### Exercise:
Your task is to extract every entry that follows word for word while excluding the pictures.

### Excerpted data:
════════
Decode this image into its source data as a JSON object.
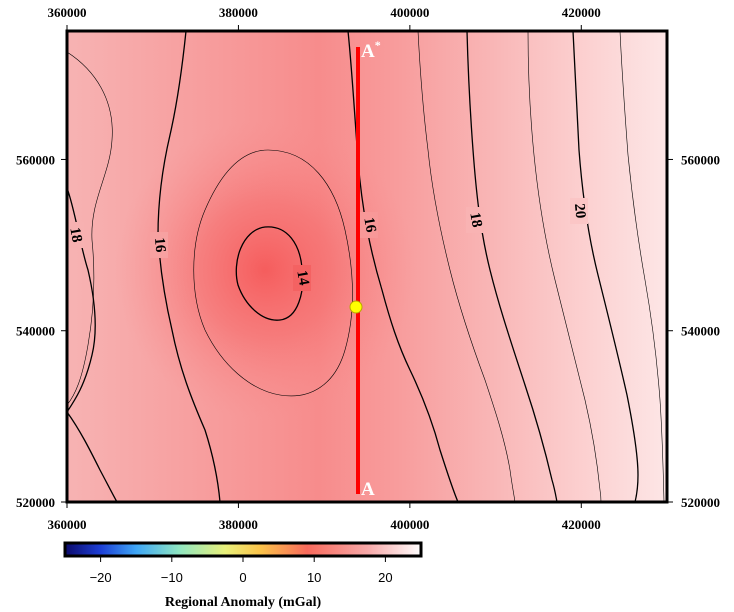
{
  "map": {
    "x_axis": {
      "ticks": [
        "360000",
        "380000",
        "400000",
        "420000"
      ],
      "tick_values": [
        360000,
        380000,
        400000,
        420000
      ],
      "range": [
        360000,
        430000
      ]
    },
    "y_axis": {
      "ticks": [
        "520000",
        "540000",
        "560000"
      ],
      "tick_values": [
        520000,
        540000,
        560000
      ],
      "range": [
        520000,
        575000
      ]
    },
    "contour_labels": [
      "18",
      "16",
      "14",
      "16",
      "18",
      "20"
    ],
    "profile": {
      "start_label": "A",
      "end_label": "A",
      "end_superscript": "*",
      "line_color": "#ff0000",
      "marker_color": "#ffff00"
    }
  },
  "colorbar": {
    "title": "Regional Anomaly (mGal)",
    "ticks": [
      "−20",
      "−10",
      "0",
      "10",
      "20"
    ],
    "tick_values": [
      -20,
      -10,
      0,
      10,
      20
    ],
    "range": [
      -25,
      25
    ],
    "colors": [
      "#0c0a6b",
      "#1d3fd6",
      "#3fa6f5",
      "#8fe6c2",
      "#e8f07a",
      "#fbc34a",
      "#f86a5c",
      "#f7a8a8",
      "#fffefe"
    ]
  }
}
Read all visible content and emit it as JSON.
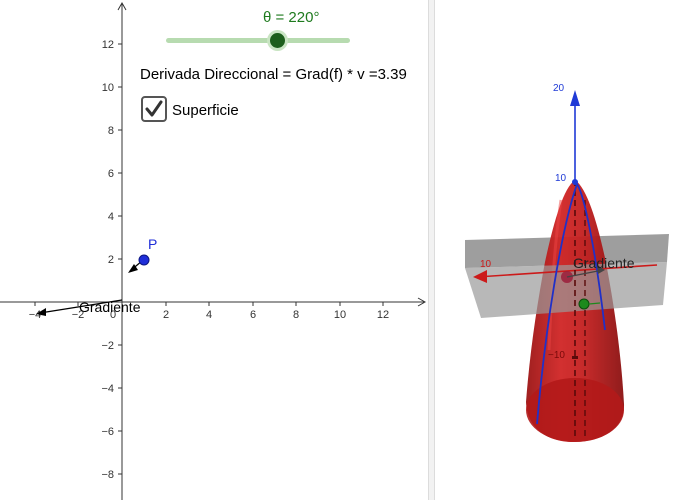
{
  "slider": {
    "label": "θ = 220°",
    "value": 220,
    "min": 0,
    "max": 360
  },
  "derivada": {
    "text": "Derivada Direccional = Grad(f) * v =3.39"
  },
  "checkbox": {
    "label": "Superficie",
    "checked": true
  },
  "graph2d": {
    "x_tick_labels": [
      "−4",
      "−2",
      "0",
      "2",
      "4",
      "6",
      "8",
      "10",
      "12"
    ],
    "y_tick_labels": [
      "12",
      "10",
      "8",
      "6",
      "4",
      "2",
      "−2",
      "−4",
      "−6",
      "−8"
    ],
    "point_label": "P",
    "gradient_label": "Gradiente"
  },
  "graph3d": {
    "z_tick_labels": [
      "20",
      "10",
      "−10"
    ],
    "x_tick_label": "10",
    "gradient_label": "Gradiente",
    "colors": {
      "surface": "#c21f1f",
      "plane": "#8c8c8c",
      "z_axis": "#1f3ad6",
      "x_axis": "#cc1a1a",
      "curve": "#2030c8"
    }
  },
  "colors": {
    "point": "#1f2ed8",
    "slider": "#1e7a1e"
  }
}
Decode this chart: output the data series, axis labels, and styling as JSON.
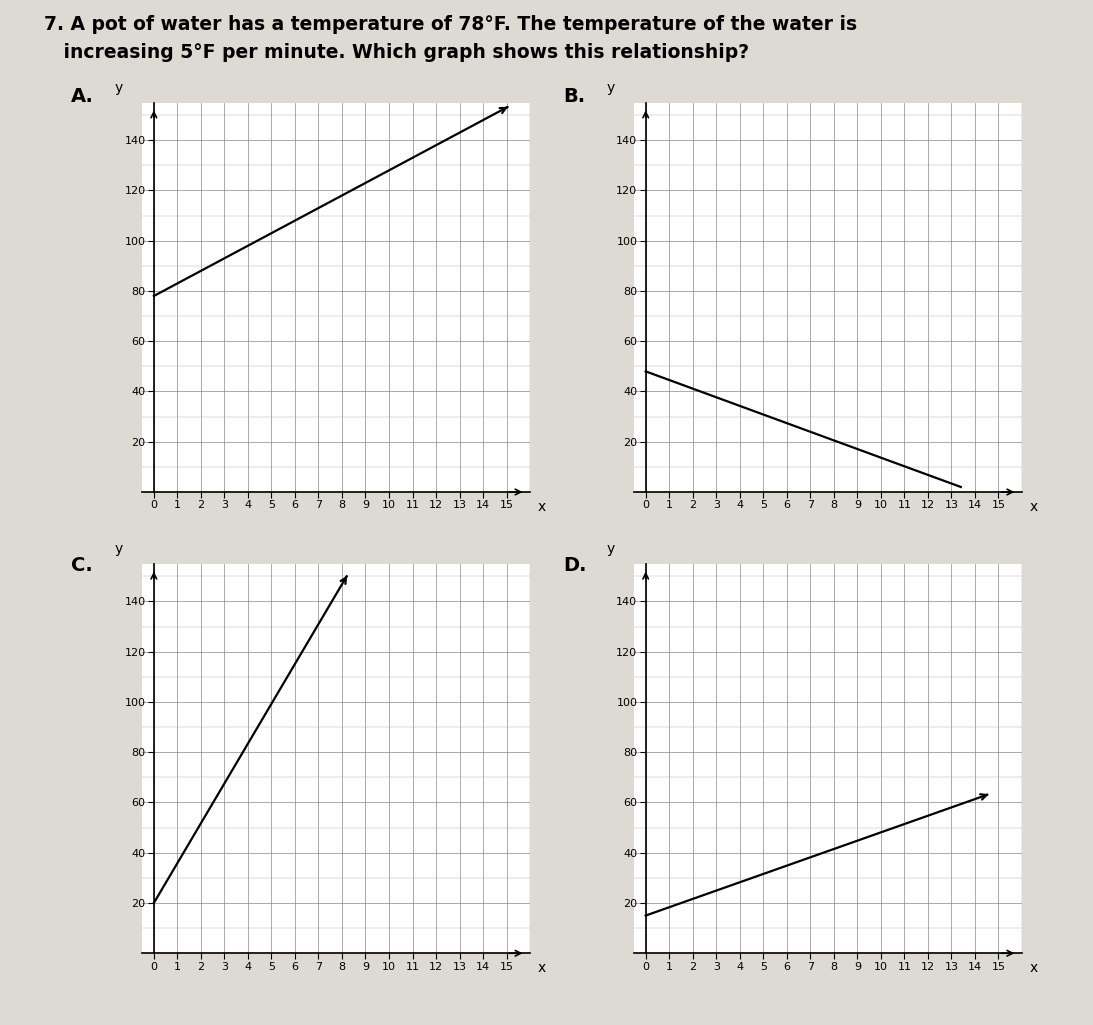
{
  "title_line1": "7. A pot of water has a temperature of 78°F. The temperature of the water is",
  "title_line2": "   increasing 5°F per minute. Which graph shows this relationship?",
  "bg_color": "#ddd9d3",
  "graphs": [
    {
      "label": "A.",
      "line_x": [
        0,
        15
      ],
      "line_y": [
        78,
        153
      ],
      "arrow_end": true,
      "arrow_start": false,
      "xlim": [
        -0.5,
        16
      ],
      "ylim": [
        0,
        155
      ],
      "yticks": [
        20,
        40,
        60,
        80,
        100,
        120,
        140
      ],
      "xticks": [
        0,
        1,
        2,
        3,
        4,
        5,
        6,
        7,
        8,
        9,
        10,
        11,
        12,
        13,
        14,
        15
      ],
      "y_minor": 10,
      "x_minor": 1
    },
    {
      "label": "B.",
      "line_x": [
        0,
        13.4
      ],
      "line_y": [
        48,
        2
      ],
      "arrow_end": false,
      "arrow_start": false,
      "xlim": [
        -0.5,
        16
      ],
      "ylim": [
        0,
        155
      ],
      "yticks": [
        20,
        40,
        60,
        80,
        100,
        120,
        140
      ],
      "xticks": [
        0,
        1,
        2,
        3,
        4,
        5,
        6,
        7,
        8,
        9,
        10,
        11,
        12,
        13,
        14,
        15
      ],
      "y_minor": 10,
      "x_minor": 1
    },
    {
      "label": "C.",
      "line_x": [
        0,
        8.2
      ],
      "line_y": [
        20,
        150
      ],
      "arrow_end": true,
      "arrow_start": false,
      "xlim": [
        -0.5,
        16
      ],
      "ylim": [
        0,
        155
      ],
      "yticks": [
        20,
        40,
        60,
        80,
        100,
        120,
        140
      ],
      "xticks": [
        0,
        1,
        2,
        3,
        4,
        5,
        6,
        7,
        8,
        9,
        10,
        11,
        12,
        13,
        14,
        15
      ],
      "y_minor": 10,
      "x_minor": 1
    },
    {
      "label": "D.",
      "line_x": [
        0,
        14.5
      ],
      "line_y": [
        15,
        63
      ],
      "arrow_end": true,
      "arrow_start": false,
      "xlim": [
        -0.5,
        16
      ],
      "ylim": [
        0,
        155
      ],
      "yticks": [
        20,
        40,
        60,
        80,
        100,
        120,
        140
      ],
      "xticks": [
        0,
        1,
        2,
        3,
        4,
        5,
        6,
        7,
        8,
        9,
        10,
        11,
        12,
        13,
        14,
        15
      ],
      "y_minor": 10,
      "x_minor": 1
    }
  ]
}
════════
### Output:
Decode this image into its source data as a JSON object.
{
  "map": {
    "x_axis": {
      "ticks": [
        "360000",
        "380000",
        "400000",
        "420000"
      ],
      "tick_values": [
        360000,
        380000,
        400000,
        420000
      ],
      "range": [
        360000,
        430000
      ]
    },
    "y_axis": {
      "ticks": [
        "520000",
        "540000",
        "560000"
      ],
      "tick_values": [
        520000,
        540000,
        560000
      ],
      "range": [
        520000,
        575000
      ]
    },
    "contour_labels": [
      "18",
      "16",
      "14",
      "16",
      "18",
      "20"
    ],
    "profile": {
      "start_label": "A",
      "end_label": "A",
      "end_superscript": "*",
      "line_color": "#ff0000",
      "marker_color": "#ffff00"
    }
  },
  "colorbar": {
    "title": "Regional Anomaly (mGal)",
    "ticks": [
      "−20",
      "−10",
      "0",
      "10",
      "20"
    ],
    "tick_values": [
      -20,
      -10,
      0,
      10,
      20
    ],
    "range": [
      -25,
      25
    ],
    "colors": [
      "#0c0a6b",
      "#1d3fd6",
      "#3fa6f5",
      "#8fe6c2",
      "#e8f07a",
      "#fbc34a",
      "#f86a5c",
      "#f7a8a8",
      "#fffefe"
    ]
  }
}
Read all visible content and emit it as JSON.
{
  "slider": {
    "label": "θ = 220°",
    "value": 220,
    "min": 0,
    "max": 360
  },
  "derivada": {
    "text": "Derivada Direccional = Grad(f) * v =3.39"
  },
  "checkbox": {
    "label": "Superficie",
    "checked": true
  },
  "graph2d": {
    "x_tick_labels": [
      "−4",
      "−2",
      "0",
      "2",
      "4",
      "6",
      "8",
      "10",
      "12"
    ],
    "y_tick_labels": [
      "12",
      "10",
      "8",
      "6",
      "4",
      "2",
      "−2",
      "−4",
      "−6",
      "−8"
    ],
    "point_label": "P",
    "gradient_label": "Gradiente"
  },
  "graph3d": {
    "z_tick_labels": [
      "20",
      "10",
      "−10"
    ],
    "x_tick_label": "10",
    "gradient_label": "Gradiente",
    "colors": {
      "surface": "#c21f1f",
      "plane": "#8c8c8c",
      "z_axis": "#1f3ad6",
      "x_axis": "#cc1a1a",
      "curve": "#2030c8"
    }
  },
  "colors": {
    "point": "#1f2ed8",
    "slider": "#1e7a1e"
  }
}
Decode this chart: output the data series, axis labels, and styling as JSON.
{
  "title_line1": "7. A pot of water has a temperature of 78°F. The temperature of the water is",
  "title_line2": "   increasing 5°F per minute. Which graph shows this relationship?",
  "bg_color": "#ddd9d3",
  "graphs": [
    {
      "label": "A.",
      "line_x": [
        0,
        15
      ],
      "line_y": [
        78,
        153
      ],
      "arrow_end": true,
      "arrow_start": false,
      "xlim": [
        -0.5,
        16
      ],
      "ylim": [
        0,
        155
      ],
      "yticks": [
        20,
        40,
        60,
        80,
        100,
        120,
        140
      ],
      "xticks": [
        0,
        1,
        2,
        3,
        4,
        5,
        6,
        7,
        8,
        9,
        10,
        11,
        12,
        13,
        14,
        15
      ],
      "y_minor": 10,
      "x_minor": 1
    },
    {
      "label": "B.",
      "line_x": [
        0,
        13.4
      ],
      "line_y": [
        48,
        2
      ],
      "arrow_end": false,
      "arrow_start": false,
      "xlim": [
        -0.5,
        16
      ],
      "ylim": [
        0,
        155
      ],
      "yticks": [
        20,
        40,
        60,
        80,
        100,
        120,
        140
      ],
      "xticks": [
        0,
        1,
        2,
        3,
        4,
        5,
        6,
        7,
        8,
        9,
        10,
        11,
        12,
        13,
        14,
        15
      ],
      "y_minor": 10,
      "x_minor": 1
    },
    {
      "label": "C.",
      "line_x": [
        0,
        8.2
      ],
      "line_y": [
        20,
        150
      ],
      "arrow_end": true,
      "arrow_start": false,
      "xlim": [
        -0.5,
        16
      ],
      "ylim": [
        0,
        155
      ],
      "yticks": [
        20,
        40,
        60,
        80,
        100,
        120,
        140
      ],
      "xticks": [
        0,
        1,
        2,
        3,
        4,
        5,
        6,
        7,
        8,
        9,
        10,
        11,
        12,
        13,
        14,
        15
      ],
      "y_minor": 10,
      "x_minor": 1
    },
    {
      "label": "D.",
      "line_x": [
        0,
        14.5
      ],
      "line_y": [
        15,
        63
      ],
      "arrow_end": true,
      "arrow_start": false,
      "xlim": [
        -0.5,
        16
      ],
      "ylim": [
        0,
        155
      ],
      "yticks": [
        20,
        40,
        60,
        80,
        100,
        120,
        140
      ],
      "xticks": [
        0,
        1,
        2,
        3,
        4,
        5,
        6,
        7,
        8,
        9,
        10,
        11,
        12,
        13,
        14,
        15
      ],
      "y_minor": 10,
      "x_minor": 1
    }
  ]
}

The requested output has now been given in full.